>> begin EXERCISE INPUTS

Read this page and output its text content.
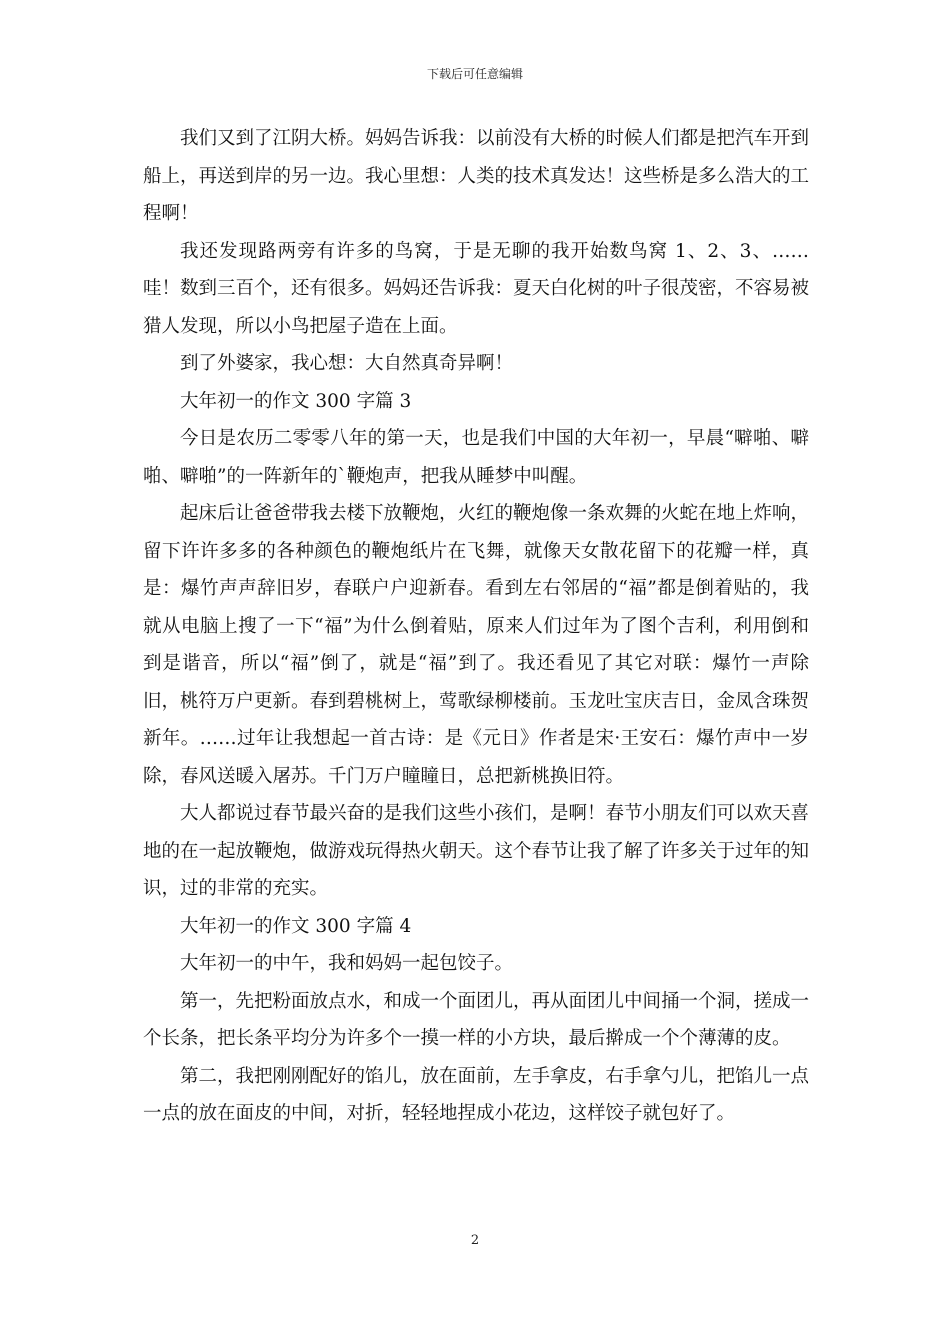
下载后可任意编辑

我们又到了江阴大桥。妈妈告诉我：以前没有大桥的时候人们都是把汽车开到船上，再送到岸的另一边。我心里想：人类的技术真发达！这些桥是多么浩大的工程啊！

我还发现路两旁有许多的鸟窝，于是无聊的我开始数鸟窝 1、2、3、……哇！数到三百个，还有很多。妈妈还告诉我：夏天白化树的叶子很茂密，不容易被猎人发现，所以小鸟把屋子造在上面。

到了外婆家，我心想：大自然真奇异啊！

大年初一的作文 300 字篇 3

今日是农历二零零八年的第一天，也是我们中国的大年初一，早晨“噼啪、噼啪、噼啪”的一阵新年的`鞭炮声，把我从睡梦中叫醒。

起床后让爸爸带我去楼下放鞭炮，火红的鞭炮像一条欢舞的火蛇在地上炸响，留下许许多多的各种颜色的鞭炮纸片在飞舞，就像天女散花留下的花瓣一样，真是：爆竹声声辞旧岁，春联户户迎新春。看到左右邻居的“福”都是倒着贴的，我就从电脑上搜了一下“福”为什么倒着贴，原来人们过年为了图个吉利，利用倒和到是谐音，所以“福”倒了，就是“福”到了。我还看见了其它对联：爆竹一声除旧，桃符万户更新。春到碧桃树上，莺歌绿柳楼前。玉龙吐宝庆吉日，金凤含珠贺新年。……过年让我想起一首古诗：是《元日》作者是宋·王安石：爆竹声中一岁除，春风送暖入屠苏。千门万户瞳瞳日，总把新桃换旧符。

大人都说过春节最兴奋的是我们这些小孩们，是啊！春节小朋友们可以欢天喜地的在一起放鞭炮，做游戏玩得热火朝天。这个春节让我了解了许多关于过年的知识，过的非常的充实。

大年初一的作文 300 字篇 4

大年初一的中午，我和妈妈一起包饺子。

第一，先把粉面放点水，和成一个面团儿，再从面团儿中间捅一个洞，搓成一个长条，把长条平均分为许多个一摸一样的小方块，最后擀成一个个薄薄的皮。

第二，我把刚刚配好的馅儿，放在面前，左手拿皮，右手拿勺儿，把馅儿一点一点的放在面皮的中间，对折，轻轻地捏成小花边，这样饺子就包好了。

2
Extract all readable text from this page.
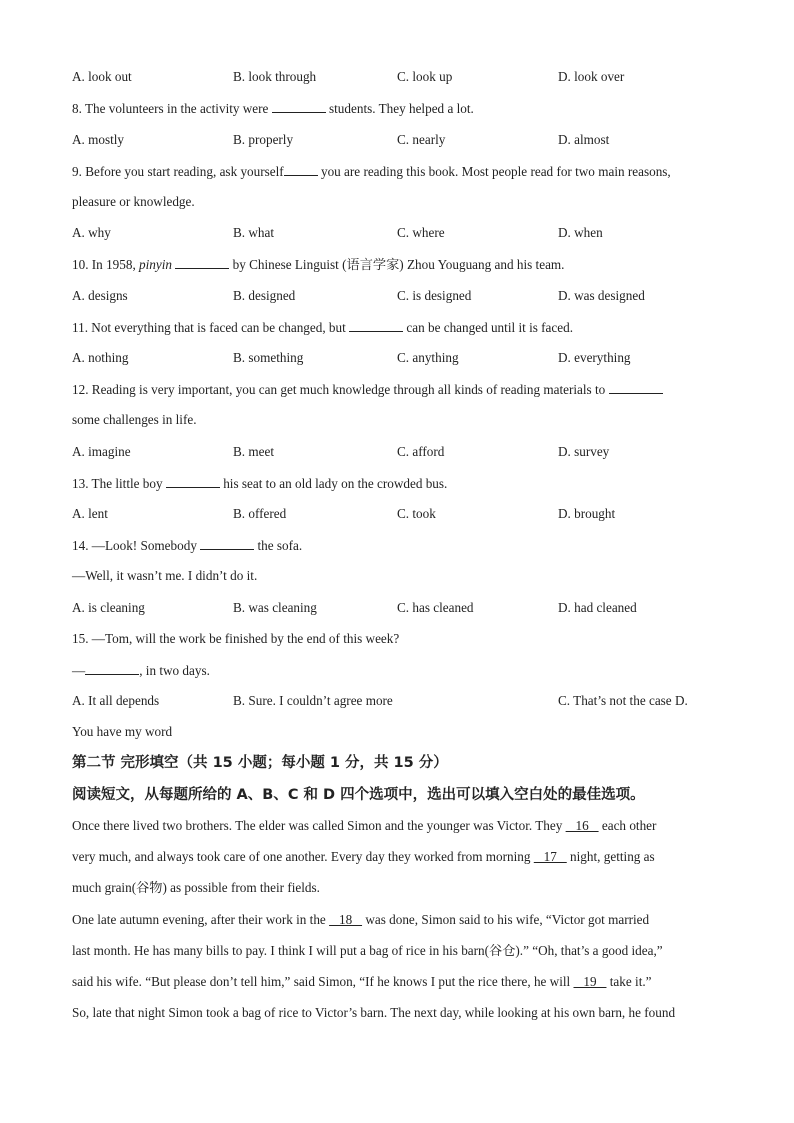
A. look out	B. look through	C. look up	D. look over
8. The volunteers in the activity were	students. They helped a lot.
A. mostly	B. properly	C. nearly	D. almost
9. Before you start reading, ask yourself	you are reading this book. Most people read for two main reasons,
pleasure or knowledge.
A. why	B. what	C. where	D. when
10. In 1958, pinyin	by Chinese Linguist (语言学家) Zhou Youguang and his team.
A. designs	B. designed	C. is designed	D. was designed
11. Not everything that is faced can be changed, but	can be changed until it is faced.
A. nothing	B. something	C. anything	D. everything
12. Reading is very important, you can get much knowledge through all kinds of reading materials to
some challenges in life.
A. imagine	B. meet	C. afford	D. survey
13. The little boy	his seat to an old lady on the crowded bus.
A. lent	B. offered	C. took	D. brought
14. —Look! Somebody	the sofa.
—Well, it wasn’t me. I didn’t do it.
A. is cleaning	B. was cleaning	C. has cleaned	D. had cleaned
15. —Tom, will the work be finished by the end of this week?
—	, in two days.
A. It all depends	B. Sure. I couldn’t agree more	C. That’s not the case D.
You have my word
第二节 完形填空（共 15 小题；每小题 1 分，共 15 分）
阅读短文，从每题所给的 A、B、C 和 D 四个选项中，选出可以填入空白处的最佳选项。
Once there lived two brothers. The elder was called Simon and the younger was Victor. They    16    each other
very much, and always took care of one another. Every day they worked from morning    17    night, getting as
much grain(谷物) as possible from their fields.
One late autumn evening, after their work in the    18    was done, Simon said to his wife, “Victor got married
last month. He has many bills to pay. I think I will put a bag of rice in his barn(谷仓).” “Oh, that’s a good idea,”
said his wife. “But please don’t tell him,” said Simon, “If he knows I put the rice there, he will    19    take it.”
So, late that night Simon took a bag of rice to Victor’s barn. The next day, while looking at his own barn, he found
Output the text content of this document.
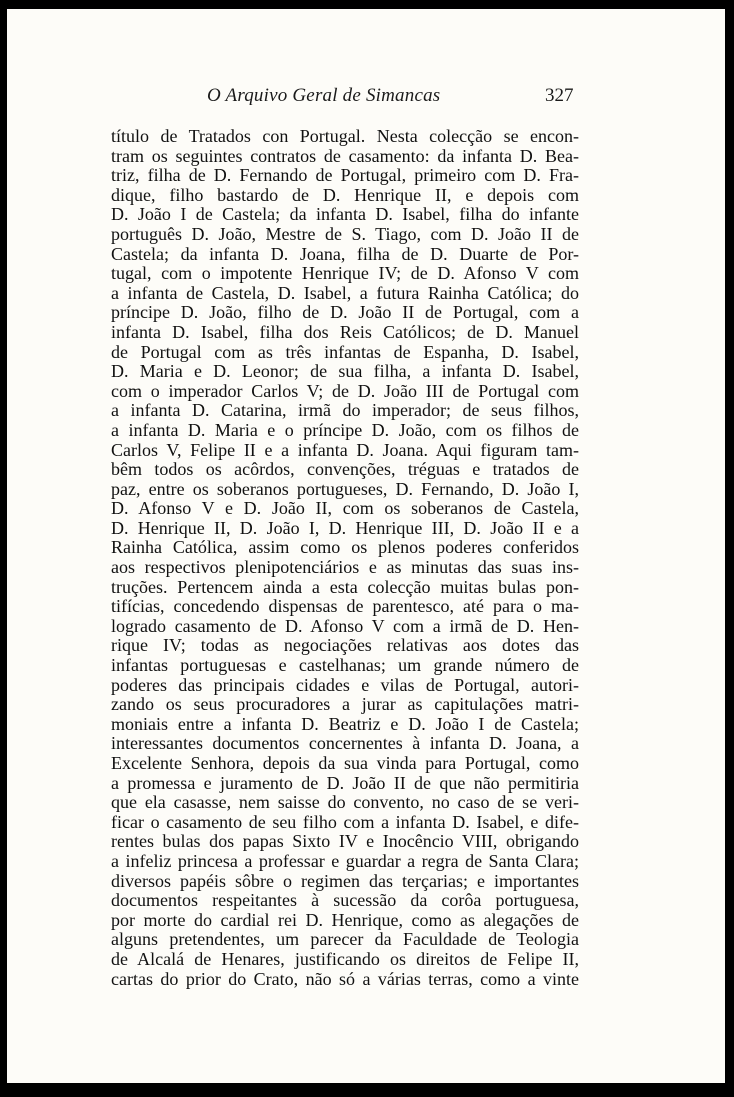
O Arquivo Geral de Simancas	327
título de Tratados con Portugal. Nesta colecção se encon-
tram os seguintes contratos de casamento: da infanta D. Bea-
triz, filha de D. Fernando de Portugal, primeiro com D. Fra-
dique, filho bastardo de D. Henrique II, e depois com
D. João I de Castela; da infanta D. Isabel, filha do infante
português D. João, Mestre de S. Tiago, com D. João II de
Castela; da infanta D. Joana, filha de D. Duarte de Por-
tugal, com o impotente Henrique IV; de D. Afonso V com
a infanta de Castela, D. Isabel, a futura Rainha Católica; do
príncipe D. João, filho de D. João II de Portugal, com a
infanta D. Isabel, filha dos Reis Católicos; de D. Manuel
de Portugal com as três infantas de Espanha, D. Isabel,
D. Maria e D. Leonor; de sua filha, a infanta D. Isabel,
com o imperador Carlos V; de D. João III de Portugal com
a infanta D. Catarina, irmã do imperador; de seus filhos,
a infanta D. Maria e o príncipe D. João, com os filhos de
Carlos V, Felipe II e a infanta D. Joana. Aqui figuram tam-
bêm todos os acôrdos, convenções, tréguas e tratados de
paz, entre os soberanos portugueses, D. Fernando, D. João I,
D. Afonso V e D. João II, com os soberanos de Castela,
D. Henrique II, D. João I, D. Henrique III, D. João II e a
Rainha Católica, assim como os plenos poderes conferidos
aos respectivos plenipotenciários e as minutas das suas ins-
truções. Pertencem ainda a esta colecção muitas bulas pon-
tifícias, concedendo dispensas de parentesco, até para o ma-
logrado casamento de D. Afonso V com a irmã de D. Hen-
rique IV; todas as negociações relativas aos dotes das
infantas portuguesas e castelhanas; um grande número de
poderes das principais cidades e vilas de Portugal, autori-
zando os seus procuradores a jurar as capitulações matri-
moniais entre a infanta D. Beatriz e D. João I de Castela;
interessantes documentos concernentes à infanta D. Joana, a
Excelente Senhora, depois da sua vinda para Portugal, como
a promessa e juramento de D. João II de que não permitiria
que ela casasse, nem saisse do convento, no caso de se veri-
ficar o casamento de seu filho com a infanta D. Isabel, e dife-
rentes bulas dos papas Sixto IV e Inocêncio VIII, obrigando
a infeliz princesa a professar e guardar a regra de Santa Clara;
diversos papéis sôbre o regimen das terçarias; e importantes
documentos respeitantes à sucessão da corôa portuguesa,
por morte do cardial rei D. Henrique, como as alegações de
alguns pretendentes, um parecer da Faculdade de Teologia
de Alcalá de Henares, justificando os direitos de Felipe II,
cartas do prior do Crato, não só a várias terras, como a vinte
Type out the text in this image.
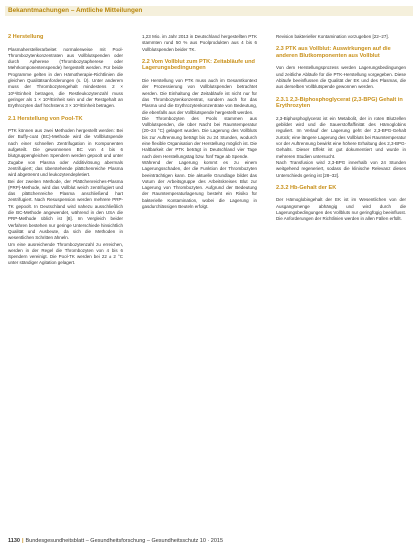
Bekanntmachungen – Amtliche Mitteilungen
2 Herstellung

Plasmaherstellerarbeitet normalerweise mit Pool-Thrombozytenkonzentraten aus Vollblutspenden oder durch Apherese (Thrombozytapherese oder Mehrkomponentenspende) hergestellt werden. Für beide Programme gelten in den Hämotherapie-Richtlinien die gleichen Qualitätsanforderungen (s. Ü). Unter anderem muss der Thrombozytengehalt mindestens 2 × 10¹¹/Einheit betragen, die Restleukozytenzahl muss geringer als 1 × 10⁶/Einheit sein und der Restgehalt an Erythrozyten darf höchstens 3 × 10⁹/Einheit betragen.

2.1 Herstellung von Pool-TK

PTK können aus zwei Methoden hergestellt werden: Bei der Buffy-coat (BC)-Methode wird die Vollblutspende nach einer schnellen Zentrifugation in Komponenten aufgeteilt. Die gewonnenen BC von 4 bis 6 blutgruppengleichen Spendern werden gepoolt und unter Zugabe von Plasma oder Additivlösung abermals zentrifugiert; das überstehende plättchenreiche Plasma wird abgetrennt und leukozytendepletiert.

Bei der zweiten Methode, der Plättchenreiches-Plasma (PRP)-Methode, wird das Vollblut weich zentrifugiert und das plättchenreiche Plasma anschließend hart zentrifugiert. Nach Resuspension werden mehrere PRP-TK gepoolt. In Deutschland wird nahezu ausschließlich die BC-Methode angewendet, während in den USA die PRP-Methode üblich ist [8]. Im Vergleich beider Verfahren bestehen nur geringe Unterschiede hinsichtlich Qualität und Ausbeute, da sich die Methoden in wesentlichen Schritten ähneln.

Um eine ausreichende Thrombozytenzahl zu erreichen, werden in der Regel die Thrombozyten von 4 bis 6 Spendern vereinigt. Die Pool-TK werden bei 22 ± 2 °C unter ständiger Agitation gelagert.

1,23 Mio. im Jahr 2013 in Deutschland hergestellten PTK stammten rund 50 % aus Poolprodukten aus 4 bis 6 Vollblutspenden beider TK.

2.2 Vom Vollblut zum PTK: Zeitabläufe und Lagerungsbedingungen

Die Herstellung von PTK muss auch im Gesamtkontext der Prozessierung von Vollblutspenden betrachtet werden. Die Einhaltung der Zeitabläufe ist nicht nur für das Thrombozytenkonzentrat, sondern auch für das Plasma und die Erythrozytenkonzentrate von Bedeutung, die ebenfalls aus der Vollblutspende hergestellt werden.

Die Thrombozyten des Pools stammen aus Vollblutspenden, die über Nacht bei Raumtemperatur (20–24 °C) gelagert wurden. Die Lagerung des Vollbluts bis zur Auftrennung beträgt bis zu 24 Stunden, wodurch eine flexible Organisation der Herstellung möglich ist. Die Haltbarkeit der PTK beträgt in Deutschland vier Tage nach dem Herstellungstag bzw. fünf Tage ab Spende.

Während der Lagerung kommt es zu einem Lagerungsschaden, der die Funktion der Thrombozyten beeinträchtigen kann. Die aktuelle Grundlage bildet das Votum der Arbeitsgruppe des Arbeitskreises Blut zur Lagerung von Thrombozyten. Aufgrund der Bedeutung der Raumtemperaturlagerung besteht ein Risiko für bakterielle Kontamination, wobei die Lagerung in gasdurchlässigen Beuteln erfolgt.

Revision bakterieller Kontamination vorzugeben [22–27].

2.3 PTK aus Vollblut: Auswirkungen auf die anderen Blutkomponenten aus Vollblut

Von dem Herstellungsprozess werden Lagerungsbedingungen und zeitliche Abläufe für die PTK-Herstellung vorgegeben. Diese Abläufe beeinflussen die Qualität der EK und des Plasmas, die aus derselben Vollblutspende gewonnen werden.

2.3.1 2,3-Biphosphoglycerat (2,3-BPG) Gehalt in Erythrozyten

2,3-Biphosphoglycerat ist ein Metabolit, der in roten Blutzellen gebildet wird und die Sauerstoffaffinität des Hämoglobins reguliert. Im Verlauf der Lagerung geht der 2,3-BPG-Gehalt zurück; eine längere Lagerung des Vollbluts bei Raumtemperatur vor der Auftrennung bewirkt eine höhere Erhaltung des 2,3-BPG-Gehalts. Dieser Effekt ist gut dokumentiert und wurde in mehreren Studien untersucht.

Nach Transfusion wird 2,3-BPG innerhalb von 24 Stunden weitgehend regeneriert, sodass die klinische Relevanz dieses Unterschieds gering ist [28–32].

2.3.2 Hb-Gehalt der EK

Der Hämoglobingehalt der EK ist im Wesentlichen von der Ausgangsmenge abhängig und wird durch die Lagerungsbedingungen des Vollbluts nur geringfügig beeinflusst. Die Anforderungen der Richtlinien werden in allen Fällen erfüllt.

1130 | Bundesgesundheitsblatt – Gesundheitsforschung – Gesundheitsschutz 10 · 2015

>> end EXERCISE INPUTS

→ DIRECTIONS FOR THIS TASK: Copy out each line of the listing that holds "rice".

→ REPLY TO THE TASK:
last month. He has many bills to pay. I think I will put a bag of rice in his barn(谷仓).” “Oh, that’s a good idea,”
said his wife. “But please don’t tell him,” said Simon, “If he knows I put the rice there, he will    19    take it.”
So, late that night Simon took a bag of rice to Victor’s barn. The next day, while looking at his own barn, he found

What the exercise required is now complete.